[Start of Data entries]

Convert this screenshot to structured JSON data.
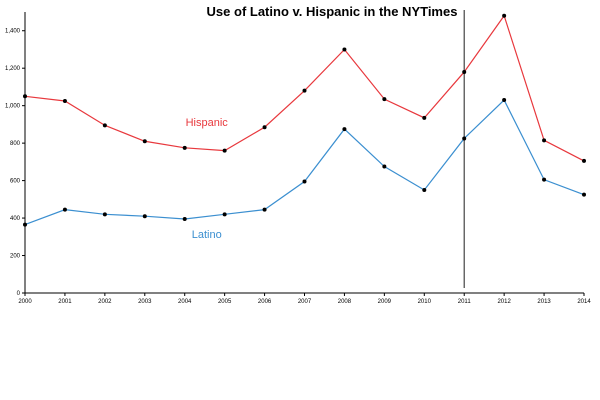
{
  "chart_data": {
    "type": "line",
    "title": "Use of Latino v. Hispanic in the NYTimes",
    "xlabel": "",
    "ylabel": "",
    "x": [
      "2000",
      "2001",
      "2002",
      "2003",
      "2004",
      "2005",
      "2006",
      "2007",
      "2008",
      "2009",
      "2010",
      "2011",
      "2012",
      "2013",
      "2014"
    ],
    "ylim": [
      0,
      1500
    ],
    "yticks": [
      0,
      200,
      400,
      600,
      800,
      1000,
      1200,
      1400
    ],
    "ytick_labels": [
      "0",
      "200",
      "400",
      "600",
      "800",
      "1,000",
      "1,200",
      "1,400"
    ],
    "series": [
      {
        "name": "Hispanic",
        "color": "#e8383d",
        "values": [
          1050,
          1025,
          895,
          810,
          775,
          760,
          885,
          1080,
          1300,
          1035,
          935,
          1180,
          1480,
          815,
          705
        ]
      },
      {
        "name": "Latino",
        "color": "#3b8fd0",
        "values": [
          365,
          445,
          420,
          410,
          395,
          420,
          445,
          595,
          875,
          675,
          550,
          825,
          1030,
          605,
          525
        ]
      }
    ],
    "marker_x": "2011",
    "grid": false,
    "legend": "inline labels"
  }
}
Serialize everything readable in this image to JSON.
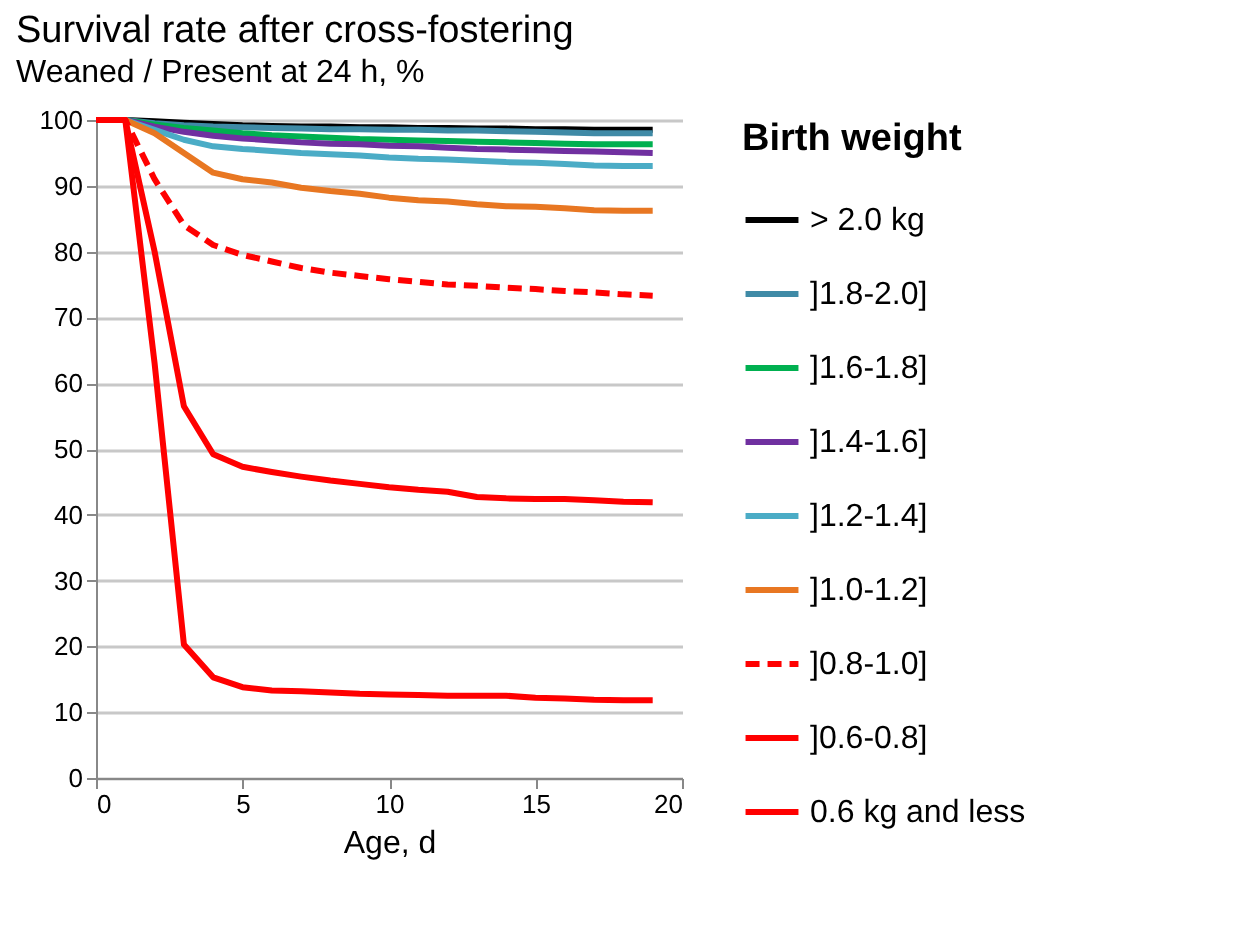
{
  "chart_data": {
    "type": "line",
    "title": "Survival rate after cross-fostering",
    "subtitle": "Weaned / Present at 24 h, %",
    "xlabel": "Age, d",
    "legend_title": "Birth weight",
    "legend": "right",
    "grid": "y",
    "marker": "none",
    "x": [
      0,
      1,
      2,
      3,
      4,
      5,
      6,
      7,
      8,
      9,
      10,
      11,
      12,
      13,
      14,
      15,
      16,
      17,
      18,
      19
    ],
    "xlim": [
      0,
      20
    ],
    "xticks": [
      0,
      5,
      10,
      15,
      20
    ],
    "ylim": [
      0,
      100
    ],
    "yticks": [
      0,
      10,
      20,
      30,
      40,
      50,
      60,
      70,
      80,
      90,
      100
    ],
    "series": [
      {
        "name": " > 2.0 kg",
        "color": "#000000",
        "line_style": "solid",
        "values": [
          100,
          100,
          99.8,
          99.6,
          99.4,
          99.2,
          99.1,
          99,
          99,
          98.9,
          98.9,
          98.8,
          98.8,
          98.7,
          98.7,
          98.6,
          98.6,
          98.5,
          98.5,
          98.5
        ]
      },
      {
        "name": "]1.8-2.0]",
        "color": "#3f8aa6",
        "line_style": "solid",
        "values": [
          100,
          100,
          99.5,
          99.2,
          99,
          98.9,
          98.8,
          98.7,
          98.6,
          98.6,
          98.5,
          98.5,
          98.4,
          98.4,
          98.3,
          98.2,
          98.1,
          98,
          98,
          98
        ]
      },
      {
        "name": "]1.6-1.8]",
        "color": "#00b050",
        "line_style": "solid",
        "values": [
          100,
          100,
          99.3,
          98.8,
          98.4,
          98,
          97.7,
          97.5,
          97.3,
          97.1,
          97,
          96.9,
          96.8,
          96.7,
          96.6,
          96.5,
          96.4,
          96.3,
          96.3,
          96.3
        ]
      },
      {
        "name": "]1.4-1.6]",
        "color": "#7030a0",
        "line_style": "solid",
        "values": [
          100,
          100,
          99,
          98.2,
          97.6,
          97.2,
          96.9,
          96.6,
          96.4,
          96.3,
          96.1,
          96,
          95.8,
          95.6,
          95.5,
          95.4,
          95.3,
          95.2,
          95.1,
          95
        ]
      },
      {
        "name": "]1.2-1.4]",
        "color": "#4bacc6",
        "line_style": "solid",
        "values": [
          100,
          100,
          98.5,
          97,
          96,
          95.6,
          95.3,
          95,
          94.8,
          94.6,
          94.3,
          94.1,
          94,
          93.8,
          93.6,
          93.5,
          93.3,
          93.1,
          93,
          93
        ]
      },
      {
        "name": "]1.0-1.2]",
        "color": "#e87722",
        "line_style": "solid",
        "values": [
          100,
          100,
          98,
          95,
          92,
          91,
          90.5,
          89.7,
          89.2,
          88.8,
          88.2,
          87.8,
          87.6,
          87.2,
          86.9,
          86.8,
          86.6,
          86.3,
          86.2,
          86.2
        ]
      },
      {
        "name": "]0.8-1.0]",
        "color": "#ff0000",
        "line_style": "dashed",
        "values": [
          100,
          100,
          91,
          84,
          81,
          79.5,
          78.5,
          77.5,
          76.8,
          76.3,
          75.8,
          75.4,
          75,
          74.8,
          74.5,
          74.3,
          74,
          73.8,
          73.5,
          73.3
        ]
      },
      {
        "name": "]0.6-0.8]",
        "color": "#ff0000",
        "line_style": "solid",
        "values": [
          100,
          100,
          80,
          56.5,
          49.2,
          47.3,
          46.5,
          45.8,
          45.2,
          44.7,
          44.2,
          43.8,
          43.5,
          42.7,
          42.5,
          42.4,
          42.4,
          42.2,
          42,
          41.9
        ]
      },
      {
        "name": "0.6  kg and less",
        "color": "#ff0000",
        "line_style": "solid",
        "values": [
          100,
          100,
          63,
          20.3,
          15.3,
          13.8,
          13.3,
          13.2,
          13,
          12.8,
          12.7,
          12.6,
          12.5,
          12.5,
          12.5,
          12.2,
          12.1,
          11.9,
          11.8,
          11.8
        ]
      }
    ]
  }
}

[End of Data entries]

■ Task directions:
Transcribe every entry word for word, but omit the pictures.

■ The completed task:
Convert this screenshot to structured JSON data.
{
  "chart_data": {
    "type": "line",
    "title": "Use of Latino v. Hispanic in the NYTimes",
    "xlabel": "",
    "ylabel": "",
    "x": [
      "2000",
      "2001",
      "2002",
      "2003",
      "2004",
      "2005",
      "2006",
      "2007",
      "2008",
      "2009",
      "2010",
      "2011",
      "2012",
      "2013",
      "2014"
    ],
    "ylim": [
      0,
      1500
    ],
    "yticks": [
      0,
      200,
      400,
      600,
      800,
      1000,
      1200,
      1400
    ],
    "ytick_labels": [
      "0",
      "200",
      "400",
      "600",
      "800",
      "1,000",
      "1,200",
      "1,400"
    ],
    "series": [
      {
        "name": "Hispanic",
        "color": "#e8383d",
        "values": [
          1050,
          1025,
          895,
          810,
          775,
          760,
          885,
          1080,
          1300,
          1035,
          935,
          1180,
          1480,
          815,
          705
        ]
      },
      {
        "name": "Latino",
        "color": "#3b8fd0",
        "values": [
          365,
          445,
          420,
          410,
          395,
          420,
          445,
          595,
          875,
          675,
          550,
          825,
          1030,
          605,
          525
        ]
      }
    ],
    "marker_x": "2011",
    "grid": false,
    "legend": "inline labels"
  }
}
Serialize everything readable in this image to JSON.
{
  "chart_data": {
    "type": "line",
    "title": "Survival rate after cross-fostering",
    "subtitle": "Weaned / Present at 24 h, %",
    "xlabel": "Age, d",
    "legend_title": "Birth weight",
    "legend": "right",
    "grid": "y",
    "marker": "none",
    "x": [
      0,
      1,
      2,
      3,
      4,
      5,
      6,
      7,
      8,
      9,
      10,
      11,
      12,
      13,
      14,
      15,
      16,
      17,
      18,
      19
    ],
    "xlim": [
      0,
      20
    ],
    "xticks": [
      0,
      5,
      10,
      15,
      20
    ],
    "ylim": [
      0,
      100
    ],
    "yticks": [
      0,
      10,
      20,
      30,
      40,
      50,
      60,
      70,
      80,
      90,
      100
    ],
    "series": [
      {
        "name": " > 2.0 kg",
        "color": "#000000",
        "line_style": "solid",
        "values": [
          100,
          100,
          99.8,
          99.6,
          99.4,
          99.2,
          99.1,
          99,
          99,
          98.9,
          98.9,
          98.8,
          98.8,
          98.7,
          98.7,
          98.6,
          98.6,
          98.5,
          98.5,
          98.5
        ]
      },
      {
        "name": "]1.8-2.0]",
        "color": "#3f8aa6",
        "line_style": "solid",
        "values": [
          100,
          100,
          99.5,
          99.2,
          99,
          98.9,
          98.8,
          98.7,
          98.6,
          98.6,
          98.5,
          98.5,
          98.4,
          98.4,
          98.3,
          98.2,
          98.1,
          98,
          98,
          98
        ]
      },
      {
        "name": "]1.6-1.8]",
        "color": "#00b050",
        "line_style": "solid",
        "values": [
          100,
          100,
          99.3,
          98.8,
          98.4,
          98,
          97.7,
          97.5,
          97.3,
          97.1,
          97,
          96.9,
          96.8,
          96.7,
          96.6,
          96.5,
          96.4,
          96.3,
          96.3,
          96.3
        ]
      },
      {
        "name": "]1.4-1.6]",
        "color": "#7030a0",
        "line_style": "solid",
        "values": [
          100,
          100,
          99,
          98.2,
          97.6,
          97.2,
          96.9,
          96.6,
          96.4,
          96.3,
          96.1,
          96,
          95.8,
          95.6,
          95.5,
          95.4,
          95.3,
          95.2,
          95.1,
          95
        ]
      },
      {
        "name": "]1.2-1.4]",
        "color": "#4bacc6",
        "line_style": "solid",
        "values": [
          100,
          100,
          98.5,
          97,
          96,
          95.6,
          95.3,
          95,
          94.8,
          94.6,
          94.3,
          94.1,
          94,
          93.8,
          93.6,
          93.5,
          93.3,
          93.1,
          93,
          93
        ]
      },
      {
        "name": "]1.0-1.2]",
        "color": "#e87722",
        "line_style": "solid",
        "values": [
          100,
          100,
          98,
          95,
          92,
          91,
          90.5,
          89.7,
          89.2,
          88.8,
          88.2,
          87.8,
          87.6,
          87.2,
          86.9,
          86.8,
          86.6,
          86.3,
          86.2,
          86.2
        ]
      },
      {
        "name": "]0.8-1.0]",
        "color": "#ff0000",
        "line_style": "dashed",
        "values": [
          100,
          100,
          91,
          84,
          81,
          79.5,
          78.5,
          77.5,
          76.8,
          76.3,
          75.8,
          75.4,
          75,
          74.8,
          74.5,
          74.3,
          74,
          73.8,
          73.5,
          73.3
        ]
      },
      {
        "name": "]0.6-0.8]",
        "color": "#ff0000",
        "line_style": "solid",
        "values": [
          100,
          100,
          80,
          56.5,
          49.2,
          47.3,
          46.5,
          45.8,
          45.2,
          44.7,
          44.2,
          43.8,
          43.5,
          42.7,
          42.5,
          42.4,
          42.4,
          42.2,
          42,
          41.9
        ]
      },
      {
        "name": "0.6  kg and less",
        "color": "#ff0000",
        "line_style": "solid",
        "values": [
          100,
          100,
          63,
          20.3,
          15.3,
          13.8,
          13.3,
          13.2,
          13,
          12.8,
          12.7,
          12.6,
          12.5,
          12.5,
          12.5,
          12.2,
          12.1,
          11.9,
          11.8,
          11.8
        ]
      }
    ]
  }
}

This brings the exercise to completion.